(Dataset entries)
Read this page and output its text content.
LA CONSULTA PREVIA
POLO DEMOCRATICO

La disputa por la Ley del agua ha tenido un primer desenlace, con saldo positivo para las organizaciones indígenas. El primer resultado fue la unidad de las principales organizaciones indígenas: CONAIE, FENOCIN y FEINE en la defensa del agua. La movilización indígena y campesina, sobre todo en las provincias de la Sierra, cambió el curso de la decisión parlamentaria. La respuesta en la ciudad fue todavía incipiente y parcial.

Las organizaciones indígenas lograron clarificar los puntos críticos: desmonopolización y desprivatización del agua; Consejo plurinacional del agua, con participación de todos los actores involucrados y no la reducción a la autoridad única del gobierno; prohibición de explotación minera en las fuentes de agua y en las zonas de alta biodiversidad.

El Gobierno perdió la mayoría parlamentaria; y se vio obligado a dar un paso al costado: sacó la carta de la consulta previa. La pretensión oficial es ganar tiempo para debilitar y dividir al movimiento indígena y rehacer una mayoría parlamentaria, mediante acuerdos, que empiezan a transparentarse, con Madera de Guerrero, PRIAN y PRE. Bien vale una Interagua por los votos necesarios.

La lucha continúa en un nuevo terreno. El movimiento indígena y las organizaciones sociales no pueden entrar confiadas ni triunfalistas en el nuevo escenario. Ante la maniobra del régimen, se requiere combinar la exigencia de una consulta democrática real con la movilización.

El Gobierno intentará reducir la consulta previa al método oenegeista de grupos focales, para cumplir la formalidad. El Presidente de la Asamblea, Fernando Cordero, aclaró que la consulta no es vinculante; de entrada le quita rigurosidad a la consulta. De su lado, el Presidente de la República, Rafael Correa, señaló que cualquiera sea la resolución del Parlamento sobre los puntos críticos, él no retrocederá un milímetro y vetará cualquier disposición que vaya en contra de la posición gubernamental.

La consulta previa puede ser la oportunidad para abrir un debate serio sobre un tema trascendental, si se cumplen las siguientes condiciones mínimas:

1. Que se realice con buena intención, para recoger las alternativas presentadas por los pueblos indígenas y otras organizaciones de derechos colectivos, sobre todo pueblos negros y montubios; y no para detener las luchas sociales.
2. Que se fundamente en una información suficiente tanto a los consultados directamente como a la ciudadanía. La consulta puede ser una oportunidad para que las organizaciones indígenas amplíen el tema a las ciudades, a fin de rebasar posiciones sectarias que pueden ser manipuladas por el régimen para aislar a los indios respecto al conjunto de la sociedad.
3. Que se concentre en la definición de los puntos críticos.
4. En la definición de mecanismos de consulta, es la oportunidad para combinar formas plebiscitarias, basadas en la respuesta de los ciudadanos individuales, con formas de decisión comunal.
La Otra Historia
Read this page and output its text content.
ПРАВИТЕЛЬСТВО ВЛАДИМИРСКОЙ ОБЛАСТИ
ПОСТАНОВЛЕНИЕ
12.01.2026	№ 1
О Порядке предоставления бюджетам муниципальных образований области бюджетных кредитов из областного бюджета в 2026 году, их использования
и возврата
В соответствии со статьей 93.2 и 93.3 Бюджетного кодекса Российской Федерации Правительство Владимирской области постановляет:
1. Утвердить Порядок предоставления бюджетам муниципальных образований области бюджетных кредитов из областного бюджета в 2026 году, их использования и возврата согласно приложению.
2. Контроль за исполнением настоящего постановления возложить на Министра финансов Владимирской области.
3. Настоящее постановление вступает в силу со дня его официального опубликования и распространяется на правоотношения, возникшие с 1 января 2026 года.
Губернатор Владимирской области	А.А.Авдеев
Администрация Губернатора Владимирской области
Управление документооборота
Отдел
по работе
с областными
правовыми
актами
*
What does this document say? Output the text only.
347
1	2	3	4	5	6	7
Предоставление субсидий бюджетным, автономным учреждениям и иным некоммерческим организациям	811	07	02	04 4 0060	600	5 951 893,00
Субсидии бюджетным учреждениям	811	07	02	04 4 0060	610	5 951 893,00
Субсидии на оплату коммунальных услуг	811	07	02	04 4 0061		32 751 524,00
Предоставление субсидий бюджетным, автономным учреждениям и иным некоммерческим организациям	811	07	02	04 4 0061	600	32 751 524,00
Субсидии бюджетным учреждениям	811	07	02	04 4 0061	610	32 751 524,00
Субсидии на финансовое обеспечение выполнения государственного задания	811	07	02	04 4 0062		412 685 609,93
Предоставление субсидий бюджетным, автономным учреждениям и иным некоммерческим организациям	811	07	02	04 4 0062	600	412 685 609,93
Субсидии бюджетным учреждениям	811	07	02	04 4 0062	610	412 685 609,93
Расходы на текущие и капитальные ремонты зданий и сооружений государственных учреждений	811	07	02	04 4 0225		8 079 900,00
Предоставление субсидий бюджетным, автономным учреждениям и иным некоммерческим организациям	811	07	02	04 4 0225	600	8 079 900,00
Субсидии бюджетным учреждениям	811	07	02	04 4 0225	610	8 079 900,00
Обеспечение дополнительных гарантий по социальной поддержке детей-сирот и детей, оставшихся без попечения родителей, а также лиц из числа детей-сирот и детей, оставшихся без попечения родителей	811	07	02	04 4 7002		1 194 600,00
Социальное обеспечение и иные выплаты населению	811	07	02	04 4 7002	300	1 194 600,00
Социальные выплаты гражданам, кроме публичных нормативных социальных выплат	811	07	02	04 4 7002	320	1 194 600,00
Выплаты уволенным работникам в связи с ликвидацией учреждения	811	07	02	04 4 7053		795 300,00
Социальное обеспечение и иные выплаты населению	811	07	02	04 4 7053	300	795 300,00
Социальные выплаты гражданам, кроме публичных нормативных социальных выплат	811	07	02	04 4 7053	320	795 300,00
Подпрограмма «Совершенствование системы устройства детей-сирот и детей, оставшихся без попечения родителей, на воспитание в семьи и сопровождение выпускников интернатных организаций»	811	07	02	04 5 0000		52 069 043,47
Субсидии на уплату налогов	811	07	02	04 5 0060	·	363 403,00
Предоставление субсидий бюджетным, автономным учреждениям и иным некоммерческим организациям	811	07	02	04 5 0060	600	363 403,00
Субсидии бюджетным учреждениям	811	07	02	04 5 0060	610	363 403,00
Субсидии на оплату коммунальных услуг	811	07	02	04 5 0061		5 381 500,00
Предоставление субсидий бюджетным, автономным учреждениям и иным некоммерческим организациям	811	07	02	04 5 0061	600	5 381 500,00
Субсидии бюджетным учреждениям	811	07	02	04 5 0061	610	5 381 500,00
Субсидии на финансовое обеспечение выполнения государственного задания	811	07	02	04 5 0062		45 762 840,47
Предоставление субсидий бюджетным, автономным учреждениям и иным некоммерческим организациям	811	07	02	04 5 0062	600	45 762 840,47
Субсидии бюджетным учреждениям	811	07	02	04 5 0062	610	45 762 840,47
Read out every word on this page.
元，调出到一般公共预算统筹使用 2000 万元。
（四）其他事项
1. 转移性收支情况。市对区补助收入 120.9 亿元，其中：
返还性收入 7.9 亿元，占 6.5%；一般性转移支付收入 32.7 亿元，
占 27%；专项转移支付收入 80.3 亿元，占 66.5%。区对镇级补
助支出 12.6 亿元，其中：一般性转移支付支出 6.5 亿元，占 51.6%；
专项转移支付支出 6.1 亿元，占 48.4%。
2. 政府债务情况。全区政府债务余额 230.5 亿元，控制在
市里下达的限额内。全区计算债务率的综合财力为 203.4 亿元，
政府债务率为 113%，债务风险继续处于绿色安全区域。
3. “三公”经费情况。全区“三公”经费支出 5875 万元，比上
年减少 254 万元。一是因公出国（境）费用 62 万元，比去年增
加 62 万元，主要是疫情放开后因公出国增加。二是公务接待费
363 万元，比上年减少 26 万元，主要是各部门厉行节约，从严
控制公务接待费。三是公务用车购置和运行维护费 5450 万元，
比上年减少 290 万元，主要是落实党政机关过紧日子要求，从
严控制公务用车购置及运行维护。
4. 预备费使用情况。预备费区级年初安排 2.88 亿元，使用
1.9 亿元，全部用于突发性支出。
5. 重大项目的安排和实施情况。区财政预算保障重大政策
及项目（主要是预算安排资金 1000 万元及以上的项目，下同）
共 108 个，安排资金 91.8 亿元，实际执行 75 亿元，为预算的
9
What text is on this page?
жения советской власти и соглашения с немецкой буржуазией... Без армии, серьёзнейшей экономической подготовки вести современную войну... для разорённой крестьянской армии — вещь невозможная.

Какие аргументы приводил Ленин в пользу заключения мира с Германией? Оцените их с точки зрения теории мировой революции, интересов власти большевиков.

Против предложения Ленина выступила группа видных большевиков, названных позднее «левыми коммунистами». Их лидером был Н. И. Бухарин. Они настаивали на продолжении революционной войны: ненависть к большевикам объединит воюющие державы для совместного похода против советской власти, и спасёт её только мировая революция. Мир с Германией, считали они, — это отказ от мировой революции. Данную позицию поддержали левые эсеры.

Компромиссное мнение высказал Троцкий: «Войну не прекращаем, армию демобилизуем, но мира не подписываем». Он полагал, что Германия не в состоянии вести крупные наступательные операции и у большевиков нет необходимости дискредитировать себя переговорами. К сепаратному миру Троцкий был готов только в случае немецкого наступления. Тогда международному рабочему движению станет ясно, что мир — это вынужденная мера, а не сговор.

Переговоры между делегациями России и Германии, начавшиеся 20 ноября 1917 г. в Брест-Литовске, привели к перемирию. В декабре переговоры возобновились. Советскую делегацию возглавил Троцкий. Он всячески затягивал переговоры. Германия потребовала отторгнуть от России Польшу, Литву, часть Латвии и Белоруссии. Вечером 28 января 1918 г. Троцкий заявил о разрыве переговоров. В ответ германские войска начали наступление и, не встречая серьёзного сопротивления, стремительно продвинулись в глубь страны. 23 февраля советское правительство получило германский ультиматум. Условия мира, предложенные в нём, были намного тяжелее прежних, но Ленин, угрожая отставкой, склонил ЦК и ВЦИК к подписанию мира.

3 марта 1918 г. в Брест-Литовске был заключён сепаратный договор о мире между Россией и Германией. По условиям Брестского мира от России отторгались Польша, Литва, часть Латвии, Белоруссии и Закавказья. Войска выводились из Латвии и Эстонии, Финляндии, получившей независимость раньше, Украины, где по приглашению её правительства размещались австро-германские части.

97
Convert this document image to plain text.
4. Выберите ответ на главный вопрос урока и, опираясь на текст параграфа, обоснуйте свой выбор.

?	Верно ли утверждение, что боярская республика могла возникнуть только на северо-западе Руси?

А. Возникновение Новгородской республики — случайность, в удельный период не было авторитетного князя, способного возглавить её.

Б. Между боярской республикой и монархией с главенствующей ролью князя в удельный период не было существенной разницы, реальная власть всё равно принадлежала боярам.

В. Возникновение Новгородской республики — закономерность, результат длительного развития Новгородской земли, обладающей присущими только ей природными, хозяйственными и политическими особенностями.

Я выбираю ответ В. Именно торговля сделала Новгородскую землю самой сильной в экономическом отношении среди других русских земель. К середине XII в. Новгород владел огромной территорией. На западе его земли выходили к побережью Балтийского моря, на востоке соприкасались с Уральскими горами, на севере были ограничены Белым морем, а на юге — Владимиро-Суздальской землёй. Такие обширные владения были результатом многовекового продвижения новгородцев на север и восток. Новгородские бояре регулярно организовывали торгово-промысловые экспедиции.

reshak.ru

Problem description → How many of the lines above contain the string "Литовске"? Give the number only.

Expected answer → 2